>> begin EXERCISE MATERIAL

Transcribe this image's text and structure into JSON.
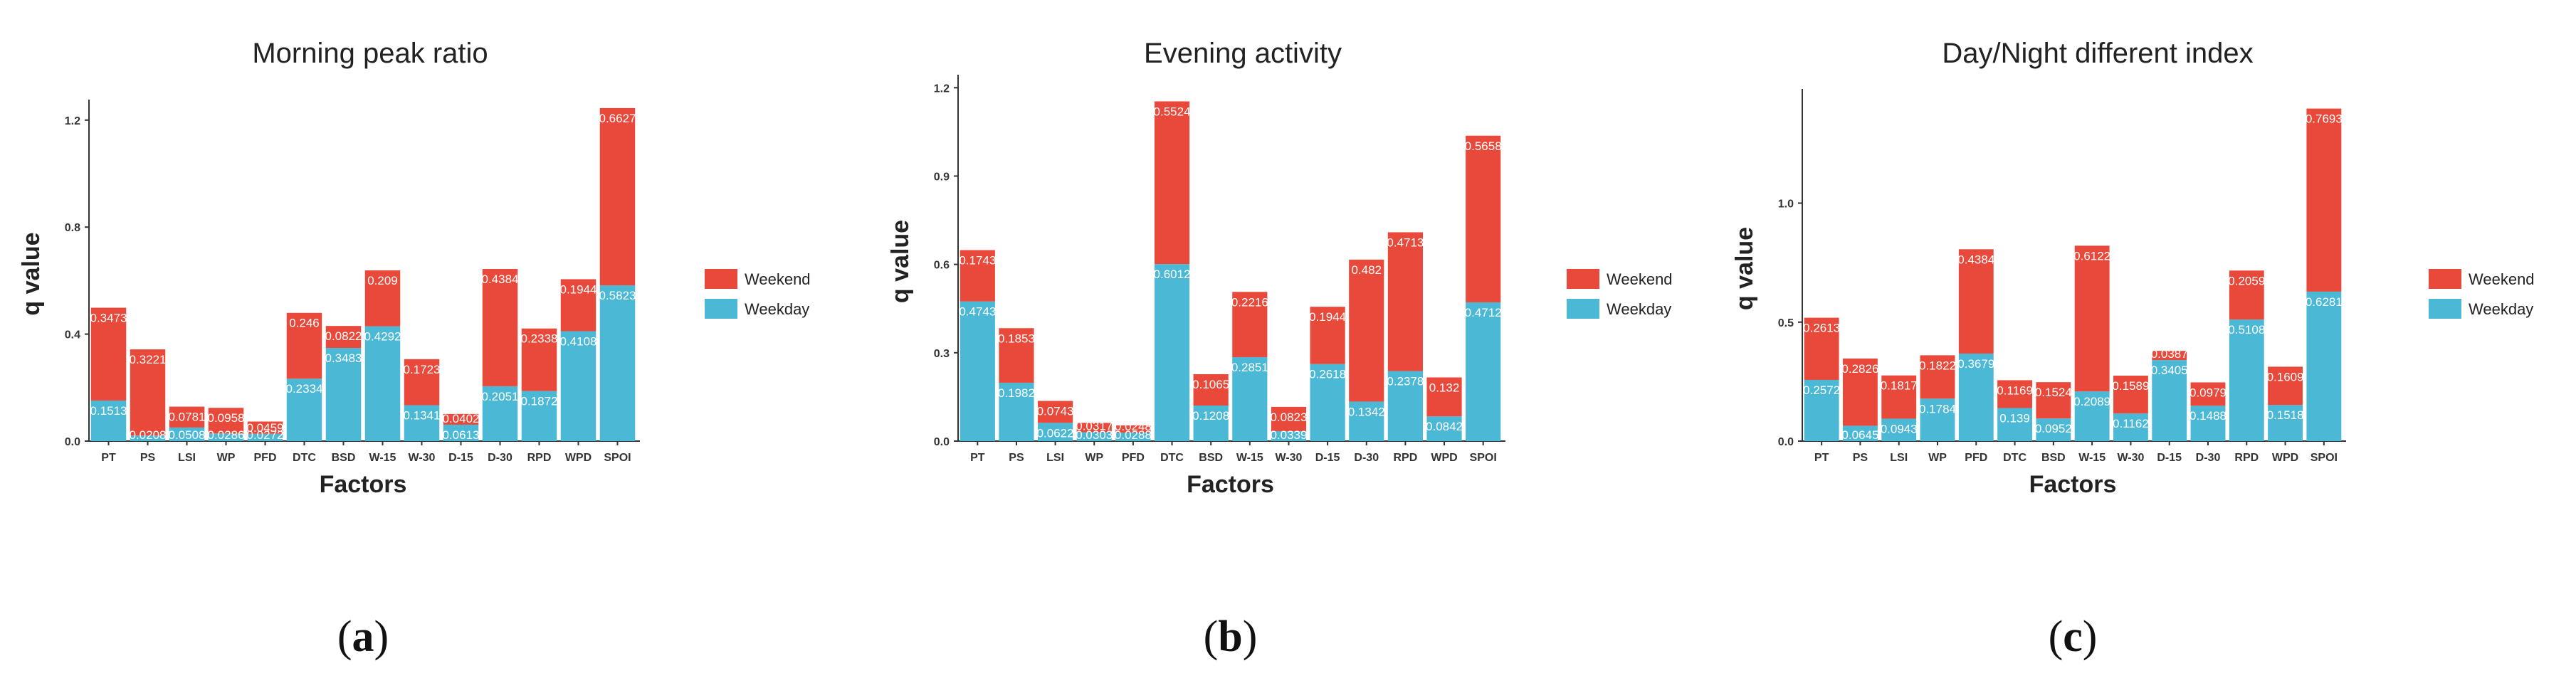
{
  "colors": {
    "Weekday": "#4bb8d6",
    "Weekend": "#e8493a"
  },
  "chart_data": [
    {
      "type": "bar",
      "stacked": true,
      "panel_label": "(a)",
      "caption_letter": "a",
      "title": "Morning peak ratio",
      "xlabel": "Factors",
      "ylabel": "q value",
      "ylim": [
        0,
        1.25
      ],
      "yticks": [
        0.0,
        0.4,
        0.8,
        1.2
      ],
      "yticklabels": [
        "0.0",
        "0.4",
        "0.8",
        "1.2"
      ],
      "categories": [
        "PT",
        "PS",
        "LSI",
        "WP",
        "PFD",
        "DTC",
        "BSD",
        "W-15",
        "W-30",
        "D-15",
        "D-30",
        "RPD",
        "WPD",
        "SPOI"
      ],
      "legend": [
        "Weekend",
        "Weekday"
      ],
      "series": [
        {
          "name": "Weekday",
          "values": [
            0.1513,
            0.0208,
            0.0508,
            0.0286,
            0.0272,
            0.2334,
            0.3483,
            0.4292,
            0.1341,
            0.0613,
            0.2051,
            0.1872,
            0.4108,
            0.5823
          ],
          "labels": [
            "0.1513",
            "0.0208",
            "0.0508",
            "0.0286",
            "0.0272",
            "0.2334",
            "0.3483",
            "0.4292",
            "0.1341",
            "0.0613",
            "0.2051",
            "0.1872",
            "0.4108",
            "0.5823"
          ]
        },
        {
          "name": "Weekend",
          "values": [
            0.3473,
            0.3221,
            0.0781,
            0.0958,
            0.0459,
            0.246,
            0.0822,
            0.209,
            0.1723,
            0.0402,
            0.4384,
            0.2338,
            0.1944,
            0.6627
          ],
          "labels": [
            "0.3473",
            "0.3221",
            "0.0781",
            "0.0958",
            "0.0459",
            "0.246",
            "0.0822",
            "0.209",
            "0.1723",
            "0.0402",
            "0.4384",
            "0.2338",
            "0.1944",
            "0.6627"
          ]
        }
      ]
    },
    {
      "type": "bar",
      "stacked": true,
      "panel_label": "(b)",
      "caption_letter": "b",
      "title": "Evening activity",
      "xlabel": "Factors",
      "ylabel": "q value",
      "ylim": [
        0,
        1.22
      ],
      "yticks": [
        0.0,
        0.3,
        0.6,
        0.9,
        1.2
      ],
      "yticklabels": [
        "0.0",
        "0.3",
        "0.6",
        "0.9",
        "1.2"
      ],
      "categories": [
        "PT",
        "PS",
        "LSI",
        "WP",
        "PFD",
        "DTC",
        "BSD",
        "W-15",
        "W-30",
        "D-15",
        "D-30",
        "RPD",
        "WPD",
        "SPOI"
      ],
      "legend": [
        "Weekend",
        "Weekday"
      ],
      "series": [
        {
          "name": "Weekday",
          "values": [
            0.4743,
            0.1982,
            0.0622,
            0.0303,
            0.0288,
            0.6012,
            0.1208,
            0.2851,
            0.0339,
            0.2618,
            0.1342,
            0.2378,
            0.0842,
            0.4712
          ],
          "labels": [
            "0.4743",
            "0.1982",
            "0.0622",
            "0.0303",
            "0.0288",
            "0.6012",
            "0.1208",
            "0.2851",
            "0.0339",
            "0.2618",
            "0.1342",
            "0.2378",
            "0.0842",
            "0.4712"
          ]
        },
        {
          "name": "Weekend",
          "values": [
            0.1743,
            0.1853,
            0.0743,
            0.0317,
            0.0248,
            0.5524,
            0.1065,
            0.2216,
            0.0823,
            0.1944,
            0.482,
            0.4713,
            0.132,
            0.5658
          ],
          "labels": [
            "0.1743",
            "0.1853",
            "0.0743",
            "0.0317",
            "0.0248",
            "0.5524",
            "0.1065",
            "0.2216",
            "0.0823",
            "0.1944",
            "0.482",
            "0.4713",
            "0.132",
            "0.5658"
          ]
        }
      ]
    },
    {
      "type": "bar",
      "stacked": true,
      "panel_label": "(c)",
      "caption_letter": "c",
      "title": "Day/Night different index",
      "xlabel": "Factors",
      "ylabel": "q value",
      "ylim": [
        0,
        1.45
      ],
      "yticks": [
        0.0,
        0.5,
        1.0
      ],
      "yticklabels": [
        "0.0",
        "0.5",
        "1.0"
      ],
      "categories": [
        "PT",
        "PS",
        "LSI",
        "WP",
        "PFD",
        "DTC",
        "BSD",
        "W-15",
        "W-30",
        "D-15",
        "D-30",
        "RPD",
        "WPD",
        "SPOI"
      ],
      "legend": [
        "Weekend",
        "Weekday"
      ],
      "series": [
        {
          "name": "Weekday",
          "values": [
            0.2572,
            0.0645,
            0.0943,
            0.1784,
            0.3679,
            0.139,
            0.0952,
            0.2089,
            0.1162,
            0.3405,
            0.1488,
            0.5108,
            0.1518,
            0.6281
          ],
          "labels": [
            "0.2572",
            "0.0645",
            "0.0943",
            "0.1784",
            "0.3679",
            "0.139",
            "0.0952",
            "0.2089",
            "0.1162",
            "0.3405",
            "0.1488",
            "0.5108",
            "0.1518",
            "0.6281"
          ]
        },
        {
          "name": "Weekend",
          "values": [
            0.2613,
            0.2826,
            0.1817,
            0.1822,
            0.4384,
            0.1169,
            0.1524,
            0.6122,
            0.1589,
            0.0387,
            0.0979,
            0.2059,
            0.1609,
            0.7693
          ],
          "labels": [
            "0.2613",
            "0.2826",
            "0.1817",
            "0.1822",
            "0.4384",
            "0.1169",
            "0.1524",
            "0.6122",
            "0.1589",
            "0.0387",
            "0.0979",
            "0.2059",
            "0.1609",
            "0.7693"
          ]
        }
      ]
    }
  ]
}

>> end EXERCISE MATERIAL

- WHAT THIS TASK INVOLVES
Every line of the material is to be quoted exactly, with no pictures carried over.

- ANSWER TO THIS PROBLEM
Transcribe this image's text and structure into JSON.
{
  "colors": {
    "Weekday": "#4bb8d6",
    "Weekend": "#e8493a"
  },
  "chart_data": [
    {
      "type": "bar",
      "stacked": true,
      "panel_label": "(a)",
      "caption_letter": "a",
      "title": "Morning peak ratio",
      "xlabel": "Factors",
      "ylabel": "q value",
      "ylim": [
        0,
        1.25
      ],
      "yticks": [
        0.0,
        0.4,
        0.8,
        1.2
      ],
      "yticklabels": [
        "0.0",
        "0.4",
        "0.8",
        "1.2"
      ],
      "categories": [
        "PT",
        "PS",
        "LSI",
        "WP",
        "PFD",
        "DTC",
        "BSD",
        "W-15",
        "W-30",
        "D-15",
        "D-30",
        "RPD",
        "WPD",
        "SPOI"
      ],
      "legend": [
        "Weekend",
        "Weekday"
      ],
      "series": [
        {
          "name": "Weekday",
          "values": [
            0.1513,
            0.0208,
            0.0508,
            0.0286,
            0.0272,
            0.2334,
            0.3483,
            0.4292,
            0.1341,
            0.0613,
            0.2051,
            0.1872,
            0.4108,
            0.5823
          ],
          "labels": [
            "0.1513",
            "0.0208",
            "0.0508",
            "0.0286",
            "0.0272",
            "0.2334",
            "0.3483",
            "0.4292",
            "0.1341",
            "0.0613",
            "0.2051",
            "0.1872",
            "0.4108",
            "0.5823"
          ]
        },
        {
          "name": "Weekend",
          "values": [
            0.3473,
            0.3221,
            0.0781,
            0.0958,
            0.0459,
            0.246,
            0.0822,
            0.209,
            0.1723,
            0.0402,
            0.4384,
            0.2338,
            0.1944,
            0.6627
          ],
          "labels": [
            "0.3473",
            "0.3221",
            "0.0781",
            "0.0958",
            "0.0459",
            "0.246",
            "0.0822",
            "0.209",
            "0.1723",
            "0.0402",
            "0.4384",
            "0.2338",
            "0.1944",
            "0.6627"
          ]
        }
      ]
    },
    {
      "type": "bar",
      "stacked": true,
      "panel_label": "(b)",
      "caption_letter": "b",
      "title": "Evening activity",
      "xlabel": "Factors",
      "ylabel": "q value",
      "ylim": [
        0,
        1.22
      ],
      "yticks": [
        0.0,
        0.3,
        0.6,
        0.9,
        1.2
      ],
      "yticklabels": [
        "0.0",
        "0.3",
        "0.6",
        "0.9",
        "1.2"
      ],
      "categories": [
        "PT",
        "PS",
        "LSI",
        "WP",
        "PFD",
        "DTC",
        "BSD",
        "W-15",
        "W-30",
        "D-15",
        "D-30",
        "RPD",
        "WPD",
        "SPOI"
      ],
      "legend": [
        "Weekend",
        "Weekday"
      ],
      "series": [
        {
          "name": "Weekday",
          "values": [
            0.4743,
            0.1982,
            0.0622,
            0.0303,
            0.0288,
            0.6012,
            0.1208,
            0.2851,
            0.0339,
            0.2618,
            0.1342,
            0.2378,
            0.0842,
            0.4712
          ],
          "labels": [
            "0.4743",
            "0.1982",
            "0.0622",
            "0.0303",
            "0.0288",
            "0.6012",
            "0.1208",
            "0.2851",
            "0.0339",
            "0.2618",
            "0.1342",
            "0.2378",
            "0.0842",
            "0.4712"
          ]
        },
        {
          "name": "Weekend",
          "values": [
            0.1743,
            0.1853,
            0.0743,
            0.0317,
            0.0248,
            0.5524,
            0.1065,
            0.2216,
            0.0823,
            0.1944,
            0.482,
            0.4713,
            0.132,
            0.5658
          ],
          "labels": [
            "0.1743",
            "0.1853",
            "0.0743",
            "0.0317",
            "0.0248",
            "0.5524",
            "0.1065",
            "0.2216",
            "0.0823",
            "0.1944",
            "0.482",
            "0.4713",
            "0.132",
            "0.5658"
          ]
        }
      ]
    },
    {
      "type": "bar",
      "stacked": true,
      "panel_label": "(c)",
      "caption_letter": "c",
      "title": "Day/Night different index",
      "xlabel": "Factors",
      "ylabel": "q value",
      "ylim": [
        0,
        1.45
      ],
      "yticks": [
        0.0,
        0.5,
        1.0
      ],
      "yticklabels": [
        "0.0",
        "0.5",
        "1.0"
      ],
      "categories": [
        "PT",
        "PS",
        "LSI",
        "WP",
        "PFD",
        "DTC",
        "BSD",
        "W-15",
        "W-30",
        "D-15",
        "D-30",
        "RPD",
        "WPD",
        "SPOI"
      ],
      "legend": [
        "Weekend",
        "Weekday"
      ],
      "series": [
        {
          "name": "Weekday",
          "values": [
            0.2572,
            0.0645,
            0.0943,
            0.1784,
            0.3679,
            0.139,
            0.0952,
            0.2089,
            0.1162,
            0.3405,
            0.1488,
            0.5108,
            0.1518,
            0.6281
          ],
          "labels": [
            "0.2572",
            "0.0645",
            "0.0943",
            "0.1784",
            "0.3679",
            "0.139",
            "0.0952",
            "0.2089",
            "0.1162",
            "0.3405",
            "0.1488",
            "0.5108",
            "0.1518",
            "0.6281"
          ]
        },
        {
          "name": "Weekend",
          "values": [
            0.2613,
            0.2826,
            0.1817,
            0.1822,
            0.4384,
            0.1169,
            0.1524,
            0.6122,
            0.1589,
            0.0387,
            0.0979,
            0.2059,
            0.1609,
            0.7693
          ],
          "labels": [
            "0.2613",
            "0.2826",
            "0.1817",
            "0.1822",
            "0.4384",
            "0.1169",
            "0.1524",
            "0.6122",
            "0.1589",
            "0.0387",
            "0.0979",
            "0.2059",
            "0.1609",
            "0.7693"
          ]
        }
      ]
    }
  ]
}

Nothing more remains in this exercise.